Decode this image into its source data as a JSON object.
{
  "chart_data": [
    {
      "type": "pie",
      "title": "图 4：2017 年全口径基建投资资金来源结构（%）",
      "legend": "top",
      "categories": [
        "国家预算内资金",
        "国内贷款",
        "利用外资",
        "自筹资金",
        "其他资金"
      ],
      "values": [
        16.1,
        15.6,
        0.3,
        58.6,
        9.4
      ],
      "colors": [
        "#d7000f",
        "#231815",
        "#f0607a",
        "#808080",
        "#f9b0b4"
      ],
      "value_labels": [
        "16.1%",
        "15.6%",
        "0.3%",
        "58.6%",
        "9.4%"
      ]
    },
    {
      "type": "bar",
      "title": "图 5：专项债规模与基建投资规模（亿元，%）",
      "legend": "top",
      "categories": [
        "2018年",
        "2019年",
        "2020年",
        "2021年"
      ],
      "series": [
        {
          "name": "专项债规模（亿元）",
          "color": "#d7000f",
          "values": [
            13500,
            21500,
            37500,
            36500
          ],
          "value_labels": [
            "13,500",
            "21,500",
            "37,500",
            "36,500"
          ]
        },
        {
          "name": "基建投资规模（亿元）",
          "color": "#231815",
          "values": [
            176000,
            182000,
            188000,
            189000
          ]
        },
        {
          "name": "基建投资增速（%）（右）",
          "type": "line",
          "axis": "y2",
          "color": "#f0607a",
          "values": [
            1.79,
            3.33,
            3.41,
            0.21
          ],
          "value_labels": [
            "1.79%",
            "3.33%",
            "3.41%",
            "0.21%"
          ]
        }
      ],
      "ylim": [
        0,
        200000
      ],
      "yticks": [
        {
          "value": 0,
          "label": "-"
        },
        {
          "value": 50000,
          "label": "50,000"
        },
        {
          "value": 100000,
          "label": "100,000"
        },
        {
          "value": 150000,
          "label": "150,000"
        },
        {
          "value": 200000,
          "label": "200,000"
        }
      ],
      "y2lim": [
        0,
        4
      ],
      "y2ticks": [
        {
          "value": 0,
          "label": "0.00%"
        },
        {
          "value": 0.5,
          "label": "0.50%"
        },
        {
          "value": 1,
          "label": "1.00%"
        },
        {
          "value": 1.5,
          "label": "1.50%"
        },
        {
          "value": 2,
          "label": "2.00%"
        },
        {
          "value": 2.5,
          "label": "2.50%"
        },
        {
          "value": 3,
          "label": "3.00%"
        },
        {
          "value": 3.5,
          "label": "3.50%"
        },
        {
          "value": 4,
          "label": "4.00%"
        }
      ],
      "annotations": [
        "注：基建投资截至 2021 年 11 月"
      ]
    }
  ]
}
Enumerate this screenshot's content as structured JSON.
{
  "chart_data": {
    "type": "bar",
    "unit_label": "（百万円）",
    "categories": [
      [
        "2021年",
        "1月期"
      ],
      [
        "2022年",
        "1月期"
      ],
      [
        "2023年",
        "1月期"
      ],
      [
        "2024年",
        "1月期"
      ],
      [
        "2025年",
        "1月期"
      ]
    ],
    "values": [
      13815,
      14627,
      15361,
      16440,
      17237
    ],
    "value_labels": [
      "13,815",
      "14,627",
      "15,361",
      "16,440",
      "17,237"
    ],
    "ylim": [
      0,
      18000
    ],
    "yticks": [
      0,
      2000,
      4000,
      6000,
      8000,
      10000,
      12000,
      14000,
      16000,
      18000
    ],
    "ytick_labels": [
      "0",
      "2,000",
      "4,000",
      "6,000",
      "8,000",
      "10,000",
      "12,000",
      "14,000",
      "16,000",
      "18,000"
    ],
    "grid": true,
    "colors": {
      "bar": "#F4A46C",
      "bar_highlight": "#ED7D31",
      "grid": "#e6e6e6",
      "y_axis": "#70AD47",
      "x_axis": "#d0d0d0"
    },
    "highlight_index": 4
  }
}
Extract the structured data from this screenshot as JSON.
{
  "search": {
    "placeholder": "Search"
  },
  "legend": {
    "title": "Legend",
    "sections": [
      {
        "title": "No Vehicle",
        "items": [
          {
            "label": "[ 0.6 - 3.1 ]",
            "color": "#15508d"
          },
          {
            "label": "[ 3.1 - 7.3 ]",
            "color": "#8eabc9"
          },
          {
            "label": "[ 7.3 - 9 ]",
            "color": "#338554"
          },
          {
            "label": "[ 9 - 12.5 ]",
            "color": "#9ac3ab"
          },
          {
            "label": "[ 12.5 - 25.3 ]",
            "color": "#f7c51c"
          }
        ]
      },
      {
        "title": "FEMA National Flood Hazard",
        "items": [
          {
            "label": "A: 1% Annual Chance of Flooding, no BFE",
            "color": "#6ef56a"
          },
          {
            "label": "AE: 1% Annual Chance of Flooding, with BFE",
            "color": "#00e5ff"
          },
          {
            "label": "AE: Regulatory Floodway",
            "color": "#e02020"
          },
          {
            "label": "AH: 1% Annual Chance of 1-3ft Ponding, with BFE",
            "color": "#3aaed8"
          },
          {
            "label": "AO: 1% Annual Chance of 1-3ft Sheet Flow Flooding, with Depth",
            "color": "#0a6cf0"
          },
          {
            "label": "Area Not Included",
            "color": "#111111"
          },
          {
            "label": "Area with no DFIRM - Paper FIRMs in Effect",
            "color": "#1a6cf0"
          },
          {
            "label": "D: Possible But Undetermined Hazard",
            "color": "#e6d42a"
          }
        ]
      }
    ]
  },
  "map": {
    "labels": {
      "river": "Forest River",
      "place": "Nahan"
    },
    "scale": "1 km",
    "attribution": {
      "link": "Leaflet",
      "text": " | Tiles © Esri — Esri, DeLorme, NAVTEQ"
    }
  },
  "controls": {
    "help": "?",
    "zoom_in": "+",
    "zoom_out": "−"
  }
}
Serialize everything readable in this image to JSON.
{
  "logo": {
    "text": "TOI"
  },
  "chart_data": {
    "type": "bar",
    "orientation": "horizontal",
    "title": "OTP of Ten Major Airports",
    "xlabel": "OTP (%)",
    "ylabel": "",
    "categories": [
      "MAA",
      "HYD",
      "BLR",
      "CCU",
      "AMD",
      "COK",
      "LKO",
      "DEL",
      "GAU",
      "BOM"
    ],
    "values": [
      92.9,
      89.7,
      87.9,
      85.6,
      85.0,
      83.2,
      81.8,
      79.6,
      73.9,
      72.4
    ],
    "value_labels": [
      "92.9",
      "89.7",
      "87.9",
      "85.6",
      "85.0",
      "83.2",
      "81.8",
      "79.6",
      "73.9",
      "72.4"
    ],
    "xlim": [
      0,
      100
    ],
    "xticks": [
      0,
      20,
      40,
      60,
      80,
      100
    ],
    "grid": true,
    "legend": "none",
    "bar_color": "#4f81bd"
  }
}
* * * *
*Task brief:* Write every entry out again exactly.

*Exercise result:*
Decode this image into its source data as a JSON object.
{
  "chart_data": [
    {
      "type": "pie",
      "title": "图 4：2017 年全口径基建投资资金来源结构（%）",
      "legend": "top",
      "categories": [
        "国家预算内资金",
        "国内贷款",
        "利用外资",
        "自筹资金",
        "其他资金"
      ],
      "values": [
        16.1,
        15.6,
        0.3,
        58.6,
        9.4
      ],
      "colors": [
        "#d7000f",
        "#231815",
        "#f0607a",
        "#808080",
        "#f9b0b4"
      ],
      "value_labels": [
        "16.1%",
        "15.6%",
        "0.3%",
        "58.6%",
        "9.4%"
      ]
    },
    {
      "type": "bar",
      "title": "图 5：专项债规模与基建投资规模（亿元，%）",
      "legend": "top",
      "categories": [
        "2018年",
        "2019年",
        "2020年",
        "2021年"
      ],
      "series": [
        {
          "name": "专项债规模（亿元）",
          "color": "#d7000f",
          "values": [
            13500,
            21500,
            37500,
            36500
          ],
          "value_labels": [
            "13,500",
            "21,500",
            "37,500",
            "36,500"
          ]
        },
        {
          "name": "基建投资规模（亿元）",
          "color": "#231815",
          "values": [
            176000,
            182000,
            188000,
            189000
          ]
        },
        {
          "name": "基建投资增速（%）（右）",
          "type": "line",
          "axis": "y2",
          "color": "#f0607a",
          "values": [
            1.79,
            3.33,
            3.41,
            0.21
          ],
          "value_labels": [
            "1.79%",
            "3.33%",
            "3.41%",
            "0.21%"
          ]
        }
      ],
      "ylim": [
        0,
        200000
      ],
      "yticks": [
        {
          "value": 0,
          "label": "-"
        },
        {
          "value": 50000,
          "label": "50,000"
        },
        {
          "value": 100000,
          "label": "100,000"
        },
        {
          "value": 150000,
          "label": "150,000"
        },
        {
          "value": 200000,
          "label": "200,000"
        }
      ],
      "y2lim": [
        0,
        4
      ],
      "y2ticks": [
        {
          "value": 0,
          "label": "0.00%"
        },
        {
          "value": 0.5,
          "label": "0.50%"
        },
        {
          "value": 1,
          "label": "1.00%"
        },
        {
          "value": 1.5,
          "label": "1.50%"
        },
        {
          "value": 2,
          "label": "2.00%"
        },
        {
          "value": 2.5,
          "label": "2.50%"
        },
        {
          "value": 3,
          "label": "3.00%"
        },
        {
          "value": 3.5,
          "label": "3.50%"
        },
        {
          "value": 4,
          "label": "4.00%"
        }
      ],
      "annotations": [
        "注：基建投资截至 2021 年 11 月"
      ]
    }
  ]
}
Enumerate this screenshot's content as structured JSON.
{
  "chart_data": {
    "type": "bar",
    "unit_label": "（百万円）",
    "categories": [
      [
        "2021年",
        "1月期"
      ],
      [
        "2022年",
        "1月期"
      ],
      [
        "2023年",
        "1月期"
      ],
      [
        "2024年",
        "1月期"
      ],
      [
        "2025年",
        "1月期"
      ]
    ],
    "values": [
      13815,
      14627,
      15361,
      16440,
      17237
    ],
    "value_labels": [
      "13,815",
      "14,627",
      "15,361",
      "16,440",
      "17,237"
    ],
    "ylim": [
      0,
      18000
    ],
    "yticks": [
      0,
      2000,
      4000,
      6000,
      8000,
      10000,
      12000,
      14000,
      16000,
      18000
    ],
    "ytick_labels": [
      "0",
      "2,000",
      "4,000",
      "6,000",
      "8,000",
      "10,000",
      "12,000",
      "14,000",
      "16,000",
      "18,000"
    ],
    "grid": true,
    "colors": {
      "bar": "#F4A46C",
      "bar_highlight": "#ED7D31",
      "grid": "#e6e6e6",
      "y_axis": "#70AD47",
      "x_axis": "#d0d0d0"
    },
    "highlight_index": 4
  }
}
Extract the structured data from this screenshot as JSON.
{
  "search": {
    "placeholder": "Search"
  },
  "legend": {
    "title": "Legend",
    "sections": [
      {
        "title": "No Vehicle",
        "items": [
          {
            "label": "[ 0.6 - 3.1 ]",
            "color": "#15508d"
          },
          {
            "label": "[ 3.1 - 7.3 ]",
            "color": "#8eabc9"
          },
          {
            "label": "[ 7.3 - 9 ]",
            "color": "#338554"
          },
          {
            "label": "[ 9 - 12.5 ]",
            "color": "#9ac3ab"
          },
          {
            "label": "[ 12.5 - 25.3 ]",
            "color": "#f7c51c"
          }
        ]
      },
      {
        "title": "FEMA National Flood Hazard",
        "items": [
          {
            "label": "A: 1% Annual Chance of Flooding, no BFE",
            "color": "#6ef56a"
          },
          {
            "label": "AE: 1% Annual Chance of Flooding, with BFE",
            "color": "#00e5ff"
          },
          {
            "label": "AE: Regulatory Floodway",
            "color": "#e02020"
          },
          {
            "label": "AH: 1% Annual Chance of 1-3ft Ponding, with BFE",
            "color": "#3aaed8"
          },
          {
            "label": "AO: 1% Annual Chance of 1-3ft Sheet Flow Flooding, with Depth",
            "color": "#0a6cf0"
          },
          {
            "label": "Area Not Included",
            "color": "#111111"
          },
          {
            "label": "Area with no DFIRM - Paper FIRMs in Effect",
            "color": "#1a6cf0"
          },
          {
            "label": "D: Possible But Undetermined Hazard",
            "color": "#e6d42a"
          }
        ]
      }
    ]
  },
  "map": {
    "labels": {
      "river": "Forest River",
      "place": "Nahan"
    },
    "scale": "1 km",
    "attribution": {
      "link": "Leaflet",
      "text": " | Tiles © Esri — Esri, DeLorme, NAVTEQ"
    }
  },
  "controls": {
    "help": "?",
    "zoom_in": "+",
    "zoom_out": "−"
  }
}
Serialize everything readable in this image to JSON.
{
  "logo": {
    "text": "TOI"
  },
  "chart_data": {
    "type": "bar",
    "orientation": "horizontal",
    "title": "OTP of Ten Major Airports",
    "xlabel": "OTP (%)",
    "ylabel": "",
    "categories": [
      "MAA",
      "HYD",
      "BLR",
      "CCU",
      "AMD",
      "COK",
      "LKO",
      "DEL",
      "GAU",
      "BOM"
    ],
    "values": [
      92.9,
      89.7,
      87.9,
      85.6,
      85.0,
      83.2,
      81.8,
      79.6,
      73.9,
      72.4
    ],
    "value_labels": [
      "92.9",
      "89.7",
      "87.9",
      "85.6",
      "85.0",
      "83.2",
      "81.8",
      "79.6",
      "73.9",
      "72.4"
    ],
    "xlim": [
      0,
      100
    ],
    "xticks": [
      0,
      20,
      40,
      60,
      80,
      100
    ],
    "grid": true,
    "legend": "none",
    "bar_color": "#4f81bd"
  }
}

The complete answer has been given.